■ THE RECORDS ■

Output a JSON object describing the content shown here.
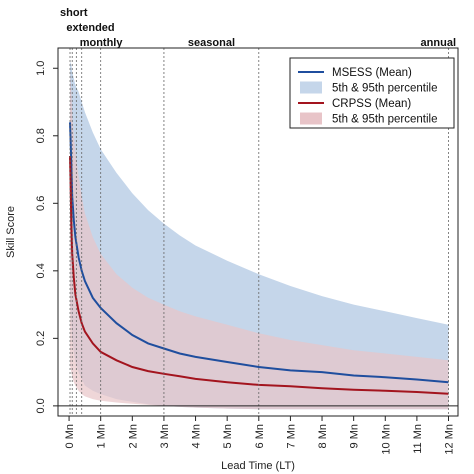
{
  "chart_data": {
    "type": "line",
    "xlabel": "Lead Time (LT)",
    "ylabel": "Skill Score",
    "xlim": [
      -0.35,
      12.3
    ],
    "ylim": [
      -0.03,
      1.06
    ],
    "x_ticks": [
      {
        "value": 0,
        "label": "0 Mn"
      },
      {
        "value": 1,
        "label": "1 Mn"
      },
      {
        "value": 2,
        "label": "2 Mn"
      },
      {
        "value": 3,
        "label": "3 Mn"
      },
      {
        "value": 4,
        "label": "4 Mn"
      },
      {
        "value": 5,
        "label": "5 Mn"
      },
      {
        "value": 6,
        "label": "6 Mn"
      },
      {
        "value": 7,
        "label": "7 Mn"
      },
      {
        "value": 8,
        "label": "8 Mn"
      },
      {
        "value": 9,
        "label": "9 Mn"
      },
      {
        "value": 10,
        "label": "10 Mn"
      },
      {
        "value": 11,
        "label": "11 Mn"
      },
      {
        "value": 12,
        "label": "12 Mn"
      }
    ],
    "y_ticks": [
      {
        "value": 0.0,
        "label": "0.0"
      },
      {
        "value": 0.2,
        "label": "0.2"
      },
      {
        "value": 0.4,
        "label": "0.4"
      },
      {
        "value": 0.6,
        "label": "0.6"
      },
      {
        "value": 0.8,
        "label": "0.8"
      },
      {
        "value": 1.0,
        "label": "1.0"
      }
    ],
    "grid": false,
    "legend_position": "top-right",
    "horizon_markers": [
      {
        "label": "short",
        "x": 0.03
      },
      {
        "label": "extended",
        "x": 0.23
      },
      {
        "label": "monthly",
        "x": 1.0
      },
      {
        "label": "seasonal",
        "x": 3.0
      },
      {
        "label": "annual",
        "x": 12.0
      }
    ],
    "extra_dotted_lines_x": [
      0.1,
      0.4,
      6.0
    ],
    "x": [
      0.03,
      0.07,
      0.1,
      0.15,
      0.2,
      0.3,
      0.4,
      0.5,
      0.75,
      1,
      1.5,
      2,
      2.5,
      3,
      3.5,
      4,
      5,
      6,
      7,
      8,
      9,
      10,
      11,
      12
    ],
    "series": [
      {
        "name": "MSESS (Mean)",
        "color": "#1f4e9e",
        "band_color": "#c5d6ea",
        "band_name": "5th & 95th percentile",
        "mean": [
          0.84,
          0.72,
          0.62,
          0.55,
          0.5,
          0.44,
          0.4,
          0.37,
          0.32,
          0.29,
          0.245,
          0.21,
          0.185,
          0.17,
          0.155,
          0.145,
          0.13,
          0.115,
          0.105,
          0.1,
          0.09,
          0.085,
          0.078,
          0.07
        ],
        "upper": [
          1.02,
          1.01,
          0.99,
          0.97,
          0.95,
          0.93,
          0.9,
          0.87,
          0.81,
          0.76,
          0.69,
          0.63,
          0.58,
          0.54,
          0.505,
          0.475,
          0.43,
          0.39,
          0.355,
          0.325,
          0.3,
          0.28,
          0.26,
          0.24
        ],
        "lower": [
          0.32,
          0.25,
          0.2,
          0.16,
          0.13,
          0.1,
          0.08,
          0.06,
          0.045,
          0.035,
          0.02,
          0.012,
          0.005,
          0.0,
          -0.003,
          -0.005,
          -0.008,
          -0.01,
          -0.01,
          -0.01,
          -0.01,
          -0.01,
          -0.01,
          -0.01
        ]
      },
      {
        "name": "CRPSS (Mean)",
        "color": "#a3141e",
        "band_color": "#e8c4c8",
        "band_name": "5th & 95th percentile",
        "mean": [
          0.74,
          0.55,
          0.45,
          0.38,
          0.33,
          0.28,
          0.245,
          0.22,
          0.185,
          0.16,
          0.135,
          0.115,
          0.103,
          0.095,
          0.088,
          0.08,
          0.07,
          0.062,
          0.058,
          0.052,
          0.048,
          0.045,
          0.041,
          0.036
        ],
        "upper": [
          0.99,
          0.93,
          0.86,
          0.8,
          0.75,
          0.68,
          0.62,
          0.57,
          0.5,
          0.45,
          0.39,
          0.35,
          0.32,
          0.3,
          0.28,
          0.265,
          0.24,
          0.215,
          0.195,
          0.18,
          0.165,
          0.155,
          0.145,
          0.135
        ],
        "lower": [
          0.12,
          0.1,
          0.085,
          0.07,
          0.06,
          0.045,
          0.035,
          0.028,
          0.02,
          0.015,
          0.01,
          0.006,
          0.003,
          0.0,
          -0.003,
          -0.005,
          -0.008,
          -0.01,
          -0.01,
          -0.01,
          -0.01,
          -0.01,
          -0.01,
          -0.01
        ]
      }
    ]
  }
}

■ DIRECTIVE ■
Retype each line of the listing above word for word. Exclude the pictures.

■ EXERCISE RESPONSE ■
Output a JSON object describing the content shown here.
{
  "chart_data": {
    "type": "line",
    "xlabel": "Lead Time (LT)",
    "ylabel": "Skill Score",
    "xlim": [
      -0.35,
      12.3
    ],
    "ylim": [
      -0.03,
      1.06
    ],
    "x_ticks": [
      {
        "value": 0,
        "label": "0 Mn"
      },
      {
        "value": 1,
        "label": "1 Mn"
      },
      {
        "value": 2,
        "label": "2 Mn"
      },
      {
        "value": 3,
        "label": "3 Mn"
      },
      {
        "value": 4,
        "label": "4 Mn"
      },
      {
        "value": 5,
        "label": "5 Mn"
      },
      {
        "value": 6,
        "label": "6 Mn"
      },
      {
        "value": 7,
        "label": "7 Mn"
      },
      {
        "value": 8,
        "label": "8 Mn"
      },
      {
        "value": 9,
        "label": "9 Mn"
      },
      {
        "value": 10,
        "label": "10 Mn"
      },
      {
        "value": 11,
        "label": "11 Mn"
      },
      {
        "value": 12,
        "label": "12 Mn"
      }
    ],
    "y_ticks": [
      {
        "value": 0.0,
        "label": "0.0"
      },
      {
        "value": 0.2,
        "label": "0.2"
      },
      {
        "value": 0.4,
        "label": "0.4"
      },
      {
        "value": 0.6,
        "label": "0.6"
      },
      {
        "value": 0.8,
        "label": "0.8"
      },
      {
        "value": 1.0,
        "label": "1.0"
      }
    ],
    "grid": false,
    "legend_position": "top-right",
    "horizon_markers": [
      {
        "label": "short",
        "x": 0.03
      },
      {
        "label": "extended",
        "x": 0.23
      },
      {
        "label": "monthly",
        "x": 1.0
      },
      {
        "label": "seasonal",
        "x": 3.0
      },
      {
        "label": "annual",
        "x": 12.0
      }
    ],
    "extra_dotted_lines_x": [
      0.1,
      0.4,
      6.0
    ],
    "x": [
      0.03,
      0.07,
      0.1,
      0.15,
      0.2,
      0.3,
      0.4,
      0.5,
      0.75,
      1,
      1.5,
      2,
      2.5,
      3,
      3.5,
      4,
      5,
      6,
      7,
      8,
      9,
      10,
      11,
      12
    ],
    "series": [
      {
        "name": "MSESS (Mean)",
        "color": "#1f4e9e",
        "band_color": "#c5d6ea",
        "band_name": "5th & 95th percentile",
        "mean": [
          0.84,
          0.72,
          0.62,
          0.55,
          0.5,
          0.44,
          0.4,
          0.37,
          0.32,
          0.29,
          0.245,
          0.21,
          0.185,
          0.17,
          0.155,
          0.145,
          0.13,
          0.115,
          0.105,
          0.1,
          0.09,
          0.085,
          0.078,
          0.07
        ],
        "upper": [
          1.02,
          1.01,
          0.99,
          0.97,
          0.95,
          0.93,
          0.9,
          0.87,
          0.81,
          0.76,
          0.69,
          0.63,
          0.58,
          0.54,
          0.505,
          0.475,
          0.43,
          0.39,
          0.355,
          0.325,
          0.3,
          0.28,
          0.26,
          0.24
        ],
        "lower": [
          0.32,
          0.25,
          0.2,
          0.16,
          0.13,
          0.1,
          0.08,
          0.06,
          0.045,
          0.035,
          0.02,
          0.012,
          0.005,
          0.0,
          -0.003,
          -0.005,
          -0.008,
          -0.01,
          -0.01,
          -0.01,
          -0.01,
          -0.01,
          -0.01,
          -0.01
        ]
      },
      {
        "name": "CRPSS (Mean)",
        "color": "#a3141e",
        "band_color": "#e8c4c8",
        "band_name": "5th & 95th percentile",
        "mean": [
          0.74,
          0.55,
          0.45,
          0.38,
          0.33,
          0.28,
          0.245,
          0.22,
          0.185,
          0.16,
          0.135,
          0.115,
          0.103,
          0.095,
          0.088,
          0.08,
          0.07,
          0.062,
          0.058,
          0.052,
          0.048,
          0.045,
          0.041,
          0.036
        ],
        "upper": [
          0.99,
          0.93,
          0.86,
          0.8,
          0.75,
          0.68,
          0.62,
          0.57,
          0.5,
          0.45,
          0.39,
          0.35,
          0.32,
          0.3,
          0.28,
          0.265,
          0.24,
          0.215,
          0.195,
          0.18,
          0.165,
          0.155,
          0.145,
          0.135
        ],
        "lower": [
          0.12,
          0.1,
          0.085,
          0.07,
          0.06,
          0.045,
          0.035,
          0.028,
          0.02,
          0.015,
          0.01,
          0.006,
          0.003,
          0.0,
          -0.003,
          -0.005,
          -0.008,
          -0.01,
          -0.01,
          -0.01,
          -0.01,
          -0.01,
          -0.01,
          -0.01
        ]
      }
    ]
  }
}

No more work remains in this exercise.